--- Start of Material to process ---

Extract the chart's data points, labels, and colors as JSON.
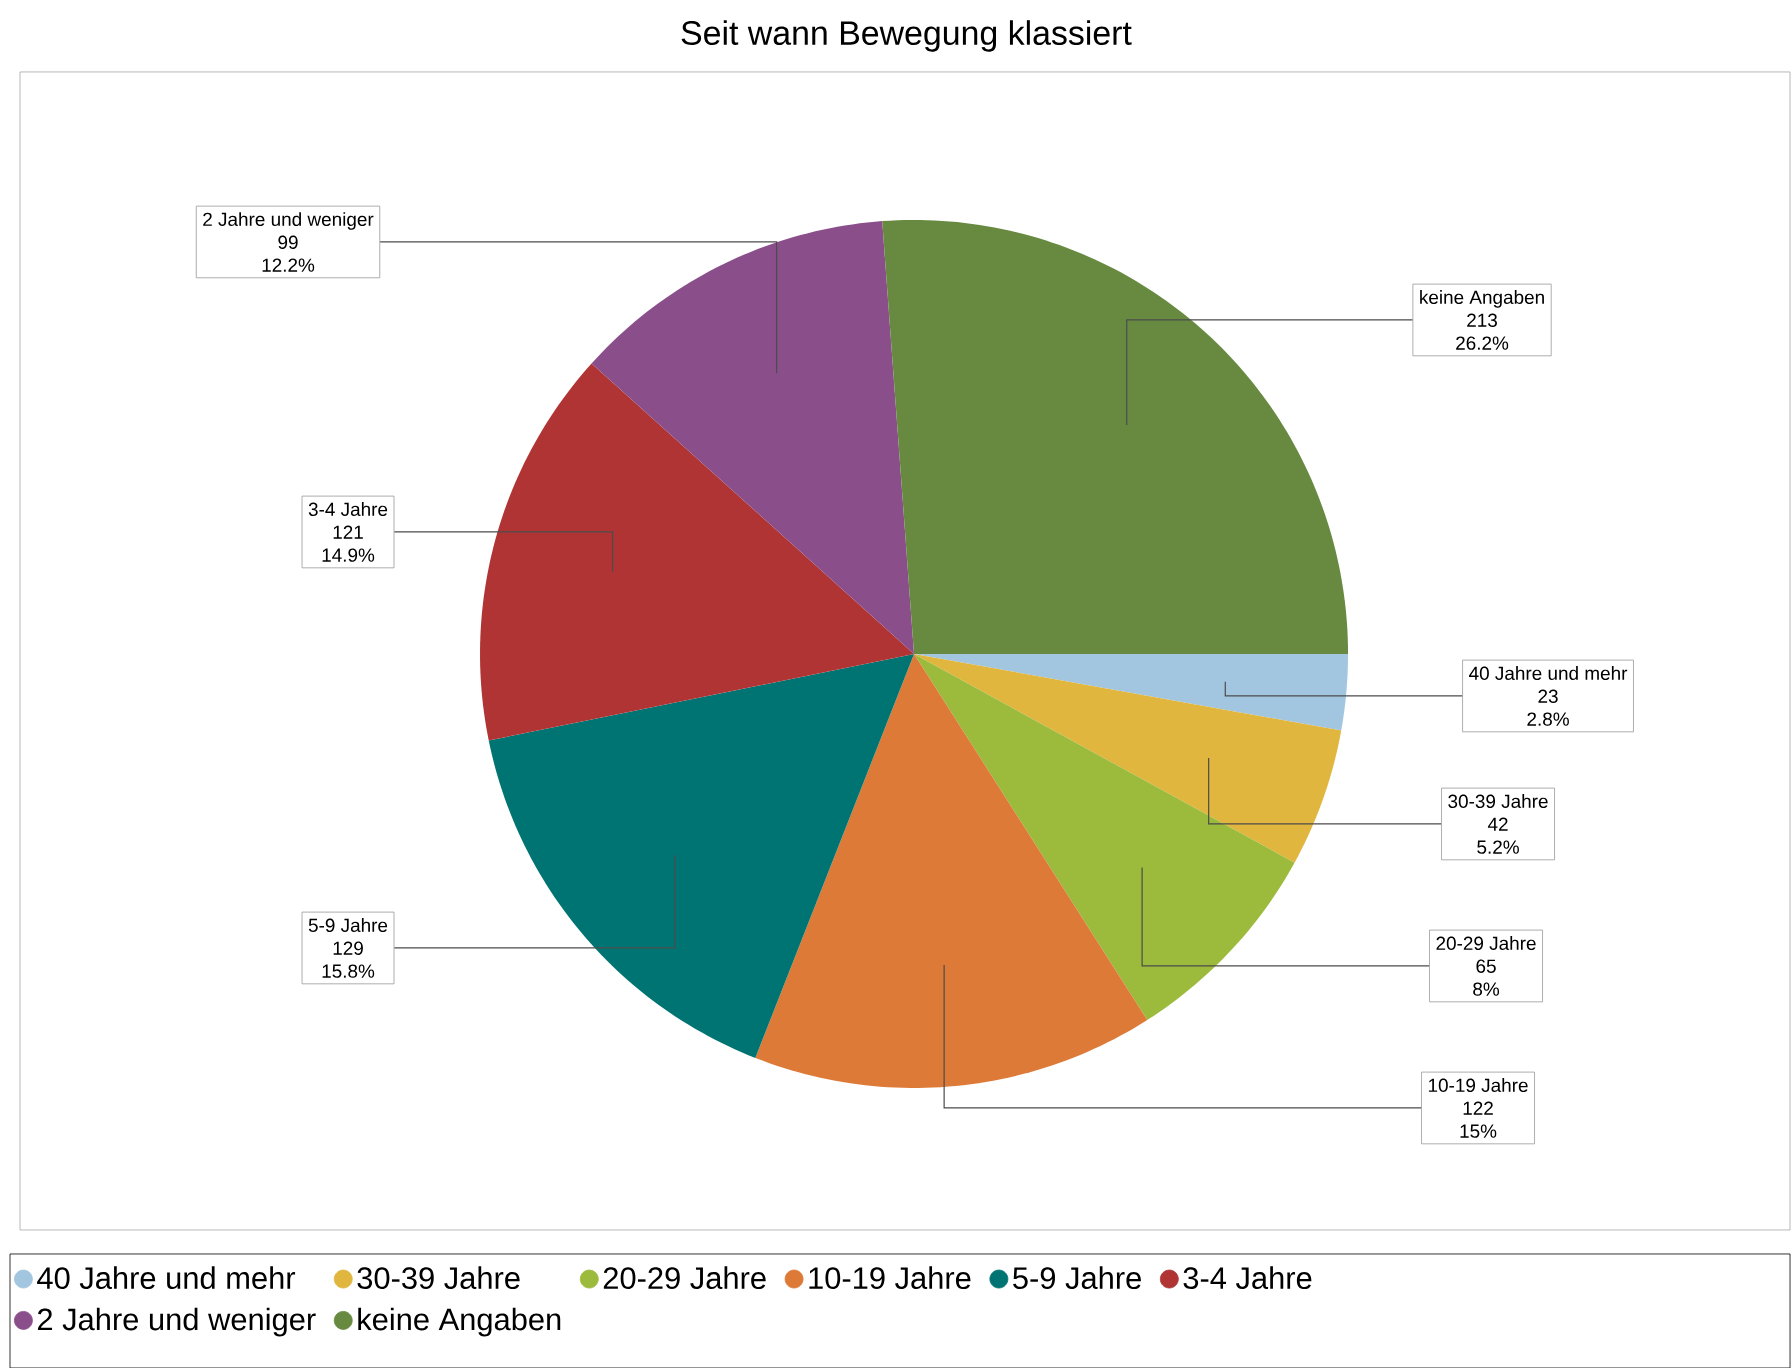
{
  "chart_data": {
    "type": "pie",
    "title": "Seit wann Bewegung klassiert",
    "categories": [
      "40 Jahre und mehr",
      "30-39 Jahre",
      "20-29 Jahre",
      "10-19 Jahre",
      "5-9 Jahre",
      "3-4 Jahre",
      "2 Jahre und weniger",
      "keine Angaben"
    ],
    "values": [
      23,
      42,
      65,
      122,
      129,
      121,
      99,
      213
    ],
    "annotations": [
      "2.8%",
      "5.2%",
      "8%",
      "15%",
      "15.8%",
      "14.9%",
      "12.2%",
      "26.2%"
    ],
    "colors": [
      "#a3c6e0",
      "#e0b63e",
      "#9cba3c",
      "#dd7a38",
      "#007472",
      "#b03434",
      "#8a4f8a",
      "#678a40"
    ],
    "data_labels": true,
    "legend": "bottom"
  }
}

--- End of Material to process ---

Directions for this task: Gather and copy every line of the data in which the string "Jahre" is found.

Correct result:
      "40 Jahre und mehr",
      "30-39 Jahre",
      "20-29 Jahre",
      "10-19 Jahre",
      "5-9 Jahre",
      "3-4 Jahre",
      "2 Jahre und weniger",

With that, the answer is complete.